THE REQUEST:
What follows is a listing to be transcribed exactly.

[Saved entries]
-- begin --

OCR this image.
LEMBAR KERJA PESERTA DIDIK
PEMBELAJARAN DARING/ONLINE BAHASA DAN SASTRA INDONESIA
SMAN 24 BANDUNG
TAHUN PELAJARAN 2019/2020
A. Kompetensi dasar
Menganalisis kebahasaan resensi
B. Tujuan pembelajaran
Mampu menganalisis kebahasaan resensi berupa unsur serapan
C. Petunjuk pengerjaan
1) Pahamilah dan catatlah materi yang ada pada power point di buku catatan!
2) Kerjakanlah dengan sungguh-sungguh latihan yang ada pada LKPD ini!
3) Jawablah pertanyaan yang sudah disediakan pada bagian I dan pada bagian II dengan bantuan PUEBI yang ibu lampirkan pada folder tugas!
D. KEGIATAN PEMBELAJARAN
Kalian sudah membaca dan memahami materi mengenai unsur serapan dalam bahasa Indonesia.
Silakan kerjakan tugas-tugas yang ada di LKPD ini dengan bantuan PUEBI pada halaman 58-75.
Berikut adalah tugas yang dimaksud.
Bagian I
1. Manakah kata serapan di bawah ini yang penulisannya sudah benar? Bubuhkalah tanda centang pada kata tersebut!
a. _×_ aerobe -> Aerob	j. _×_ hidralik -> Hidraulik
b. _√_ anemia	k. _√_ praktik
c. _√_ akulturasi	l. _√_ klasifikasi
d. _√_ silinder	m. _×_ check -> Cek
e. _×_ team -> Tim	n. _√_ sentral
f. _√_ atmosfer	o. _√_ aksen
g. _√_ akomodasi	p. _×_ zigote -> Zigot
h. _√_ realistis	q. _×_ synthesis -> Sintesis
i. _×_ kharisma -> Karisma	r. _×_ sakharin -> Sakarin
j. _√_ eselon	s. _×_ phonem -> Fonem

-- end --

EXERCISE OUTPUT:
OCR this image.
LEMBAR KERJA PESERTA DIDIK
PEMBELAJARAN DARING/ONLINE BAHASA DAN SASTRA INDONESIA
SMAN 24 BANDUNG
TAHUN PELAJARAN 2019/2020
A. Kompetensi dasar
Menganalisis kebahasaan resensi
B. Tujuan pembelajaran
Mampu menganalisis kebahasaan resensi berupa unsur serapan
C. Petunjuk pengerjaan
1) Pahamilah dan catatlah materi yang ada pada power point di buku catatan!
2) Kerjakanlah dengan sungguh-sungguh latihan yang ada pada LKPD ini!
3) Jawablah pertanyaan yang sudah disediakan pada bagian I dan pada bagian II dengan bantuan PUEBI yang ibu lampirkan pada folder tugas!
D. KEGIATAN PEMBELAJARAN
Kalian sudah membaca dan memahami materi mengenai unsur serapan dalam bahasa Indonesia.
Silakan kerjakan tugas-tugas yang ada di LKPD ini dengan bantuan PUEBI pada halaman 58-75.
Berikut adalah tugas yang dimaksud.
Bagian I
1. Manakah kata serapan di bawah ini yang penulisannya sudah benar? Bubuhkalah tanda centang pada kata tersebut!
a. _×_ aerobe -> Aerob	j. _×_ hidralik -> Hidraulik
b. _√_ anemia	k. _√_ praktik
c. _√_ akulturasi	l. _√_ klasifikasi
d. _√_ silinder	m. _×_ check -> Cek
e. _×_ team -> Tim	n. _√_ sentral
f. _√_ atmosfer	o. _√_ aksen
g. _√_ akomodasi	p. _×_ zigote -> Zigot
h. _√_ realistis	q. _×_ synthesis -> Sintesis
i. _×_ kharisma -> Karisma	r. _×_ sakharin -> Sakarin
j. _√_ eselon	s. _×_ phonem -> Fonem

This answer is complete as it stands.